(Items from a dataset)
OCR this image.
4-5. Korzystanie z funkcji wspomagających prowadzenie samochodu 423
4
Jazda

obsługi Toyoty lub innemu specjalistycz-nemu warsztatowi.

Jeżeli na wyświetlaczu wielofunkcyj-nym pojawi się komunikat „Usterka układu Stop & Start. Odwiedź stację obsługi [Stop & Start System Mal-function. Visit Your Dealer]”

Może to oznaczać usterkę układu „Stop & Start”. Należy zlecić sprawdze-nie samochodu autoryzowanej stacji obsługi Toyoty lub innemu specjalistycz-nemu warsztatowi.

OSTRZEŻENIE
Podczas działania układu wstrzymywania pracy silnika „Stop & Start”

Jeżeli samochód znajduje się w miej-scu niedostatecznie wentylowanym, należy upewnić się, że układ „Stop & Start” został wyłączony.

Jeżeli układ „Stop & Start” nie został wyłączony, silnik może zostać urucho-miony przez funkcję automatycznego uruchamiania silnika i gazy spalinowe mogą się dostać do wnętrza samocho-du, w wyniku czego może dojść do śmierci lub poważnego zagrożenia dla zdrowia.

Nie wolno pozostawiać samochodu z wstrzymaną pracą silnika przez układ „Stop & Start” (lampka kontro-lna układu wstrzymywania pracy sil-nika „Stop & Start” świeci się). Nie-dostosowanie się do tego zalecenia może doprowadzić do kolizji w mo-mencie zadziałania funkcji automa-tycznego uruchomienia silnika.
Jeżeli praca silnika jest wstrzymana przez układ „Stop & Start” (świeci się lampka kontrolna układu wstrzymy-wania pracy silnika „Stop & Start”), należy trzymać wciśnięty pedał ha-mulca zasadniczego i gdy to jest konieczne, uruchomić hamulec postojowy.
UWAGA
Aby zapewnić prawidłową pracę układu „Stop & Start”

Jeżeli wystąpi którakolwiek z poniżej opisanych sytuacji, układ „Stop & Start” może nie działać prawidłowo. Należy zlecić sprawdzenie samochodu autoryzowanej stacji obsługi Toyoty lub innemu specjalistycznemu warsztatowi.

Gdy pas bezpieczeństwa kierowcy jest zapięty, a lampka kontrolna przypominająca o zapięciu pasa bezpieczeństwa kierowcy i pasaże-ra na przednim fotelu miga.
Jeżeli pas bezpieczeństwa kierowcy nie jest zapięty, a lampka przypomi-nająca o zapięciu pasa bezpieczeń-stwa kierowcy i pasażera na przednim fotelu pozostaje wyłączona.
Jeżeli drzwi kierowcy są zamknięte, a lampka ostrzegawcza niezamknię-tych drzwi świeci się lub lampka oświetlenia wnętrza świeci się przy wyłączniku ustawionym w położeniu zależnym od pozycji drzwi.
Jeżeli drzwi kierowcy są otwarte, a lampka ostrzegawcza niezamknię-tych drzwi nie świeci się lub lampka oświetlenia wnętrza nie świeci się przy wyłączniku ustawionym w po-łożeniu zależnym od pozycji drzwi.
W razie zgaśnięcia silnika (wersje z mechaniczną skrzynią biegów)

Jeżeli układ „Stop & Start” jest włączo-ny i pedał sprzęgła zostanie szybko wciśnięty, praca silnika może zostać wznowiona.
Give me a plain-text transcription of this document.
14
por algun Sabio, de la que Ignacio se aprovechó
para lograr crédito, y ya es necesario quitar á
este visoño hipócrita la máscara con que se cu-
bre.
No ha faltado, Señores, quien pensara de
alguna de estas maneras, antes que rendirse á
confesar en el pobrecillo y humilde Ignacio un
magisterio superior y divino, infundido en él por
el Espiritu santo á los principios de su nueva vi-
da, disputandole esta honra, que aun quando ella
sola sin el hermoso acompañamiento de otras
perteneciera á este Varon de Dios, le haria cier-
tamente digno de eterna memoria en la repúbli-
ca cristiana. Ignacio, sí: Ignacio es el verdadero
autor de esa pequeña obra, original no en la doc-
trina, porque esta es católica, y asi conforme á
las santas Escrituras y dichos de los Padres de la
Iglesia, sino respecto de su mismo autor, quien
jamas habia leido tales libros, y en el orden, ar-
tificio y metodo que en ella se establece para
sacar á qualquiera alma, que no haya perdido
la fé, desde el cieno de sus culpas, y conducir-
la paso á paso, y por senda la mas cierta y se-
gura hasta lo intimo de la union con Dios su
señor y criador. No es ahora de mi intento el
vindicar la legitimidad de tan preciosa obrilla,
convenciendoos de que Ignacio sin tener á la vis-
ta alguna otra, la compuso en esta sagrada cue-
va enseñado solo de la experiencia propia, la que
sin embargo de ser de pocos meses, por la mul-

EXERCISE BRIEF → Look through the data above. Each line containing the word "ostrzegawcza" needs to be copied.

SOLUTION FOR THIS PROBLEM →
Jeżeli drzwi kierowcy są zamknięte, a lampka ostrzegawcza niezamknię-tych drzwi świeci się lub lampka oświetlenia wnętrza świeci się przy wyłączniku ustawionym w położeniu zależnym od pozycji drzwi.
Jeżeli drzwi kierowcy są otwarte, a lampka ostrzegawcza niezamknię-tych drzwi nie świeci się lub lampka oświetlenia wnętrza nie świeci się przy wyłączniku ustawionym w po-łożeniu zależnym od pozycji drzwi.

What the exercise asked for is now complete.